Go through each line of the records below and count those with the word "preview"; give only the total.

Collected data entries
>>>
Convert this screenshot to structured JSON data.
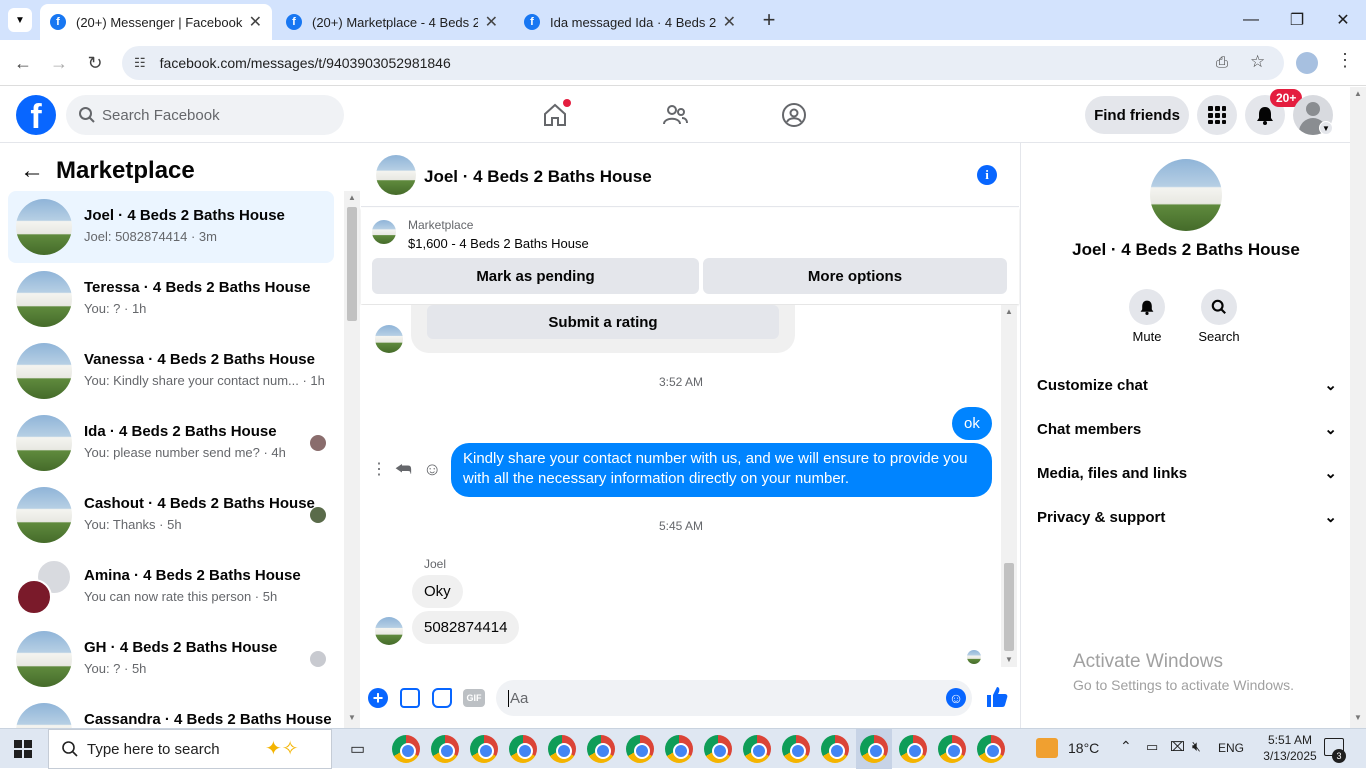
{
  "browser": {
    "tabs": [
      {
        "title": "(20+) Messenger | Facebook"
      },
      {
        "title": "(20+) Marketplace - 4 Beds 2 Ba"
      },
      {
        "title": "Ida messaged Ida · 4 Beds 2 Bat"
      }
    ],
    "url": "facebook.com/messages/t/9403903052981846"
  },
  "fb_header": {
    "search_placeholder": "Search Facebook",
    "find_friends": "Find friends",
    "notification_badge": "20+"
  },
  "left_panel": {
    "title": "Marketplace",
    "conversations": [
      {
        "name": "Joel · 4 Beds 2 Baths House",
        "preview": "Joel: 5082874414 · 3m",
        "selected": true
      },
      {
        "name": "Teressa · 4 Beds 2 Baths House",
        "preview": "You: ? · 1h"
      },
      {
        "name": "Vanessa · 4 Beds 2 Baths House",
        "preview": "You: Kindly share your contact num... · 1h"
      },
      {
        "name": "Ida · 4 Beds 2 Baths House",
        "preview": "You: please number send me? · 4h"
      },
      {
        "name": "Cashout · 4 Beds 2 Baths House",
        "preview": "You: Thanks · 5h"
      },
      {
        "name": "Amina · 4 Beds 2 Baths House",
        "preview": "You can now rate this person · 5h"
      },
      {
        "name": "GH · 4 Beds 2 Baths House",
        "preview": "You: ? · 5h"
      },
      {
        "name": "Cassandra · 4 Beds 2 Baths House",
        "preview": ""
      }
    ]
  },
  "chat": {
    "header_title": "Joel · 4 Beds 2 Baths House",
    "listing_label": "Marketplace",
    "listing_price": "$1,600 - 4 Beds 2 Baths House",
    "mark_pending": "Mark as pending",
    "more_options": "More options",
    "submit_rating": "Submit a rating",
    "ts1": "3:52 AM",
    "msg_ok": "ok",
    "msg_share_line1": "Kindly share your contact number with us, and we will ensure to provide you",
    "msg_share_line2": "with all the necessary information directly on your number.",
    "ts2": "5:45 AM",
    "sender": "Joel",
    "msg_oky": "Oky",
    "msg_number": "5082874414",
    "input_placeholder": "Aa"
  },
  "right_panel": {
    "name": "Joel · 4 Beds 2 Baths House",
    "mute": "Mute",
    "search": "Search",
    "items": [
      "Customize chat",
      "Chat members",
      "Media, files and links",
      "Privacy & support"
    ],
    "activate_title": "Activate Windows",
    "activate_sub": "Go to Settings to activate Windows."
  },
  "taskbar": {
    "search_placeholder": "Type here to search",
    "weather": "18°C",
    "lang": "ENG",
    "time": "5:51 AM",
    "date": "3/13/2025",
    "notif_count": "3"
  },
  "colors": {
    "fb_blue": "#0866ff",
    "bubble_blue": "#0084ff",
    "badge_red": "#e41e3f"
  }
}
<<<
EXPECTED ANSWER
8